### Entries supplied

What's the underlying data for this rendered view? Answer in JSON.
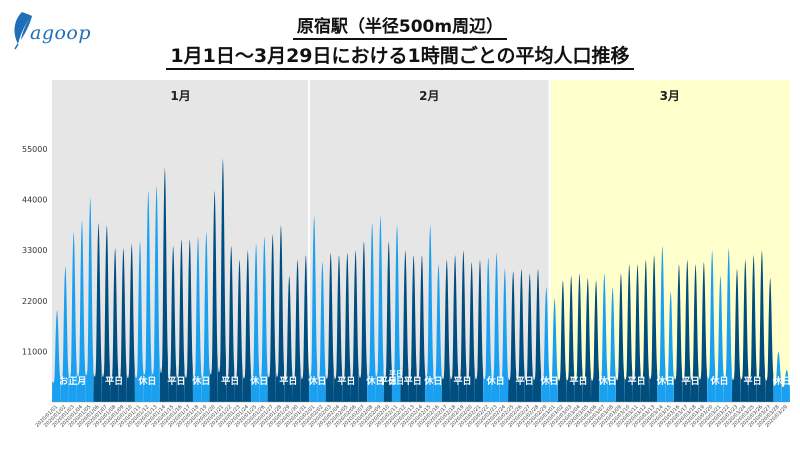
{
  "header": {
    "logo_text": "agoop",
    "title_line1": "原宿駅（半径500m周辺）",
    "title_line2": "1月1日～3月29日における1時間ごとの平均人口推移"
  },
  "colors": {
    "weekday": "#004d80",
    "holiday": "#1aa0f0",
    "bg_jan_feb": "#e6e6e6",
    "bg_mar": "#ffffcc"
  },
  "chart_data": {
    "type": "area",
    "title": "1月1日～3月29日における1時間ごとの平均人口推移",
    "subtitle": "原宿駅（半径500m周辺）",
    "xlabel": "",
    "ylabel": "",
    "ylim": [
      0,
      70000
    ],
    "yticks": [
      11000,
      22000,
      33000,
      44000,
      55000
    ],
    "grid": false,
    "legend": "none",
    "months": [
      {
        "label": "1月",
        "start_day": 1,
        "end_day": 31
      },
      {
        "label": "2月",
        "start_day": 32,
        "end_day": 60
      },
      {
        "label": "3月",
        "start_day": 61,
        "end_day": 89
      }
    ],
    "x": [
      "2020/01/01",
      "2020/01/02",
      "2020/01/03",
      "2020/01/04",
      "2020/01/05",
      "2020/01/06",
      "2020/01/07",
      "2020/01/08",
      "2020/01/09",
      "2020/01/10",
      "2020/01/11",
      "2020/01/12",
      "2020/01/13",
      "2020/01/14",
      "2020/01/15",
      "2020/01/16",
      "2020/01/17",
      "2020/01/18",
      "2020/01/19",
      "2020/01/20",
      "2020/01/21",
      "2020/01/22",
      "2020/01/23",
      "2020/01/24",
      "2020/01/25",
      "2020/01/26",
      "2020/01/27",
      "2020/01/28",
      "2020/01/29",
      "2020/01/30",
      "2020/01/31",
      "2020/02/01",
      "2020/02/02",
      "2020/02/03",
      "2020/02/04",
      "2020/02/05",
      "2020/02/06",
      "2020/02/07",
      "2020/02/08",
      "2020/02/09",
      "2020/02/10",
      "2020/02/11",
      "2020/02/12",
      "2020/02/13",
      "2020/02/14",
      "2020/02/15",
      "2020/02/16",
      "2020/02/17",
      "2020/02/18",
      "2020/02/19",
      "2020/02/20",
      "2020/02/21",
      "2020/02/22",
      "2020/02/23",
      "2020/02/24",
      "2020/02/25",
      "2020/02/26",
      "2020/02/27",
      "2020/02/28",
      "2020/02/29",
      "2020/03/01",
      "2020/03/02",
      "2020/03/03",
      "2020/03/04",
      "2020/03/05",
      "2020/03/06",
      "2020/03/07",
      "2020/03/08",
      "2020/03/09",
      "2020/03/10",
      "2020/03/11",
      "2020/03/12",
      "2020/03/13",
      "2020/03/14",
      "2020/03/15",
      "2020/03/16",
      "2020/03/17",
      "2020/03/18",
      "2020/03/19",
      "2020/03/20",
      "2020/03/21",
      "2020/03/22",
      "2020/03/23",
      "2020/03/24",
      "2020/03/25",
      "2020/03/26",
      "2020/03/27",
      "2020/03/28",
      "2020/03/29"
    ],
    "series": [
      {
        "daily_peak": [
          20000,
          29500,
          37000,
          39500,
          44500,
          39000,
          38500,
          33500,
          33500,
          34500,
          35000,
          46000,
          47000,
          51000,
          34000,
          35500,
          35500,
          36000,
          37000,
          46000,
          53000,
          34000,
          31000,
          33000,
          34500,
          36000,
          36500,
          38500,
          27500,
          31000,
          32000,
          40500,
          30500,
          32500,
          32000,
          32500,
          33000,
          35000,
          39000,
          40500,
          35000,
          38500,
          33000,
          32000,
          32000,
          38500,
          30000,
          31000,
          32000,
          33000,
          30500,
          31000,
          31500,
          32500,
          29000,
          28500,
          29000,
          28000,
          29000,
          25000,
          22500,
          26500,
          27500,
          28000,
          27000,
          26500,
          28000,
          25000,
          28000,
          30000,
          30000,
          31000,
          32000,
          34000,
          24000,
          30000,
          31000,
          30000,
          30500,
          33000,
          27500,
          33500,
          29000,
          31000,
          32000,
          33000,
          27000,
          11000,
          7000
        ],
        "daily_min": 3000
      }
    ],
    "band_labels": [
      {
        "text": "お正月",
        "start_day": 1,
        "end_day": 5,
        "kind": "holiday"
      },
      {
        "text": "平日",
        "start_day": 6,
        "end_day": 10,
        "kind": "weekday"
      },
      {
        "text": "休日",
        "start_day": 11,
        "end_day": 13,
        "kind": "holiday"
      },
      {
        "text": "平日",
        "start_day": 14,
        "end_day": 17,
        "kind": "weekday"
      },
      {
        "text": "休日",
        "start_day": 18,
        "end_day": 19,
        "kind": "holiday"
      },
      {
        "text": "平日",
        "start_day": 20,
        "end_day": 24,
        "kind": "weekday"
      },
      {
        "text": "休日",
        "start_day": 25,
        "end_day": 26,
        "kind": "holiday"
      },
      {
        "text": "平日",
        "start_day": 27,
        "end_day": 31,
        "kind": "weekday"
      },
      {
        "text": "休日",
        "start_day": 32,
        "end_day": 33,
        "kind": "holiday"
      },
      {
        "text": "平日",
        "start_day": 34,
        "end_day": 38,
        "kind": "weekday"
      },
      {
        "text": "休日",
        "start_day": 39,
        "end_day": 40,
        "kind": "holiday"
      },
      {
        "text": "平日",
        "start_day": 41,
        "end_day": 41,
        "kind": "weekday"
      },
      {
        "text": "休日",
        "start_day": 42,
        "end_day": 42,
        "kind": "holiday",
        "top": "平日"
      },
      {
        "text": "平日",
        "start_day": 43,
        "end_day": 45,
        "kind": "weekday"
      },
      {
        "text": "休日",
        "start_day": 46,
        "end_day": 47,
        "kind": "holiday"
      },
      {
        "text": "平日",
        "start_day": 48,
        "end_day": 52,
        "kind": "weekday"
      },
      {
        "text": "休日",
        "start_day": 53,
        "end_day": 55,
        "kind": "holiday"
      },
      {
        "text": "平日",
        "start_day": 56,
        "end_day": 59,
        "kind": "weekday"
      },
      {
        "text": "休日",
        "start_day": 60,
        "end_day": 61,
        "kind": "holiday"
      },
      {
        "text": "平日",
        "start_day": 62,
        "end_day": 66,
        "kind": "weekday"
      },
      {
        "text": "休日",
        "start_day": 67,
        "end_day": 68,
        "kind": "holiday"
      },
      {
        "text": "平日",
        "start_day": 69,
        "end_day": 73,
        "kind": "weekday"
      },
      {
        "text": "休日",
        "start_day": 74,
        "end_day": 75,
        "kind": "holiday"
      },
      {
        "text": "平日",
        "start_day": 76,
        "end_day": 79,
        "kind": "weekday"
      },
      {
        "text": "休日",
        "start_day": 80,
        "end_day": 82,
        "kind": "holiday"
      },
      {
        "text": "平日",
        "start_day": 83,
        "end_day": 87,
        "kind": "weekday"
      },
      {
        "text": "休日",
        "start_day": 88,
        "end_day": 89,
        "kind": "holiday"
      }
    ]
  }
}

######

## Short problem
All of the entries above should be duplicated exactly, except for the pictures.

## Solved problem
What's the underlying data for this rendered view? Answer in JSON.
{
  "header": {
    "logo_text": "agoop",
    "title_line1": "原宿駅（半径500m周辺）",
    "title_line2": "1月1日～3月29日における1時間ごとの平均人口推移"
  },
  "colors": {
    "weekday": "#004d80",
    "holiday": "#1aa0f0",
    "bg_jan_feb": "#e6e6e6",
    "bg_mar": "#ffffcc"
  },
  "chart_data": {
    "type": "area",
    "title": "1月1日～3月29日における1時間ごとの平均人口推移",
    "subtitle": "原宿駅（半径500m周辺）",
    "xlabel": "",
    "ylabel": "",
    "ylim": [
      0,
      70000
    ],
    "yticks": [
      11000,
      22000,
      33000,
      44000,
      55000
    ],
    "grid": false,
    "legend": "none",
    "months": [
      {
        "label": "1月",
        "start_day": 1,
        "end_day": 31
      },
      {
        "label": "2月",
        "start_day": 32,
        "end_day": 60
      },
      {
        "label": "3月",
        "start_day": 61,
        "end_day": 89
      }
    ],
    "x": [
      "2020/01/01",
      "2020/01/02",
      "2020/01/03",
      "2020/01/04",
      "2020/01/05",
      "2020/01/06",
      "2020/01/07",
      "2020/01/08",
      "2020/01/09",
      "2020/01/10",
      "2020/01/11",
      "2020/01/12",
      "2020/01/13",
      "2020/01/14",
      "2020/01/15",
      "2020/01/16",
      "2020/01/17",
      "2020/01/18",
      "2020/01/19",
      "2020/01/20",
      "2020/01/21",
      "2020/01/22",
      "2020/01/23",
      "2020/01/24",
      "2020/01/25",
      "2020/01/26",
      "2020/01/27",
      "2020/01/28",
      "2020/01/29",
      "2020/01/30",
      "2020/01/31",
      "2020/02/01",
      "2020/02/02",
      "2020/02/03",
      "2020/02/04",
      "2020/02/05",
      "2020/02/06",
      "2020/02/07",
      "2020/02/08",
      "2020/02/09",
      "2020/02/10",
      "2020/02/11",
      "2020/02/12",
      "2020/02/13",
      "2020/02/14",
      "2020/02/15",
      "2020/02/16",
      "2020/02/17",
      "2020/02/18",
      "2020/02/19",
      "2020/02/20",
      "2020/02/21",
      "2020/02/22",
      "2020/02/23",
      "2020/02/24",
      "2020/02/25",
      "2020/02/26",
      "2020/02/27",
      "2020/02/28",
      "2020/02/29",
      "2020/03/01",
      "2020/03/02",
      "2020/03/03",
      "2020/03/04",
      "2020/03/05",
      "2020/03/06",
      "2020/03/07",
      "2020/03/08",
      "2020/03/09",
      "2020/03/10",
      "2020/03/11",
      "2020/03/12",
      "2020/03/13",
      "2020/03/14",
      "2020/03/15",
      "2020/03/16",
      "2020/03/17",
      "2020/03/18",
      "2020/03/19",
      "2020/03/20",
      "2020/03/21",
      "2020/03/22",
      "2020/03/23",
      "2020/03/24",
      "2020/03/25",
      "2020/03/26",
      "2020/03/27",
      "2020/03/28",
      "2020/03/29"
    ],
    "series": [
      {
        "daily_peak": [
          20000,
          29500,
          37000,
          39500,
          44500,
          39000,
          38500,
          33500,
          33500,
          34500,
          35000,
          46000,
          47000,
          51000,
          34000,
          35500,
          35500,
          36000,
          37000,
          46000,
          53000,
          34000,
          31000,
          33000,
          34500,
          36000,
          36500,
          38500,
          27500,
          31000,
          32000,
          40500,
          30500,
          32500,
          32000,
          32500,
          33000,
          35000,
          39000,
          40500,
          35000,
          38500,
          33000,
          32000,
          32000,
          38500,
          30000,
          31000,
          32000,
          33000,
          30500,
          31000,
          31500,
          32500,
          29000,
          28500,
          29000,
          28000,
          29000,
          25000,
          22500,
          26500,
          27500,
          28000,
          27000,
          26500,
          28000,
          25000,
          28000,
          30000,
          30000,
          31000,
          32000,
          34000,
          24000,
          30000,
          31000,
          30000,
          30500,
          33000,
          27500,
          33500,
          29000,
          31000,
          32000,
          33000,
          27000,
          11000,
          7000
        ],
        "daily_min": 3000
      }
    ],
    "band_labels": [
      {
        "text": "お正月",
        "start_day": 1,
        "end_day": 5,
        "kind": "holiday"
      },
      {
        "text": "平日",
        "start_day": 6,
        "end_day": 10,
        "kind": "weekday"
      },
      {
        "text": "休日",
        "start_day": 11,
        "end_day": 13,
        "kind": "holiday"
      },
      {
        "text": "平日",
        "start_day": 14,
        "end_day": 17,
        "kind": "weekday"
      },
      {
        "text": "休日",
        "start_day": 18,
        "end_day": 19,
        "kind": "holiday"
      },
      {
        "text": "平日",
        "start_day": 20,
        "end_day": 24,
        "kind": "weekday"
      },
      {
        "text": "休日",
        "start_day": 25,
        "end_day": 26,
        "kind": "holiday"
      },
      {
        "text": "平日",
        "start_day": 27,
        "end_day": 31,
        "kind": "weekday"
      },
      {
        "text": "休日",
        "start_day": 32,
        "end_day": 33,
        "kind": "holiday"
      },
      {
        "text": "平日",
        "start_day": 34,
        "end_day": 38,
        "kind": "weekday"
      },
      {
        "text": "休日",
        "start_day": 39,
        "end_day": 40,
        "kind": "holiday"
      },
      {
        "text": "平日",
        "start_day": 41,
        "end_day": 41,
        "kind": "weekday"
      },
      {
        "text": "休日",
        "start_day": 42,
        "end_day": 42,
        "kind": "holiday",
        "top": "平日"
      },
      {
        "text": "平日",
        "start_day": 43,
        "end_day": 45,
        "kind": "weekday"
      },
      {
        "text": "休日",
        "start_day": 46,
        "end_day": 47,
        "kind": "holiday"
      },
      {
        "text": "平日",
        "start_day": 48,
        "end_day": 52,
        "kind": "weekday"
      },
      {
        "text": "休日",
        "start_day": 53,
        "end_day": 55,
        "kind": "holiday"
      },
      {
        "text": "平日",
        "start_day": 56,
        "end_day": 59,
        "kind": "weekday"
      },
      {
        "text": "休日",
        "start_day": 60,
        "end_day": 61,
        "kind": "holiday"
      },
      {
        "text": "平日",
        "start_day": 62,
        "end_day": 66,
        "kind": "weekday"
      },
      {
        "text": "休日",
        "start_day": 67,
        "end_day": 68,
        "kind": "holiday"
      },
      {
        "text": "平日",
        "start_day": 69,
        "end_day": 73,
        "kind": "weekday"
      },
      {
        "text": "休日",
        "start_day": 74,
        "end_day": 75,
        "kind": "holiday"
      },
      {
        "text": "平日",
        "start_day": 76,
        "end_day": 79,
        "kind": "weekday"
      },
      {
        "text": "休日",
        "start_day": 80,
        "end_day": 82,
        "kind": "holiday"
      },
      {
        "text": "平日",
        "start_day": 83,
        "end_day": 87,
        "kind": "weekday"
      },
      {
        "text": "休日",
        "start_day": 88,
        "end_day": 89,
        "kind": "holiday"
      }
    ]
  }
}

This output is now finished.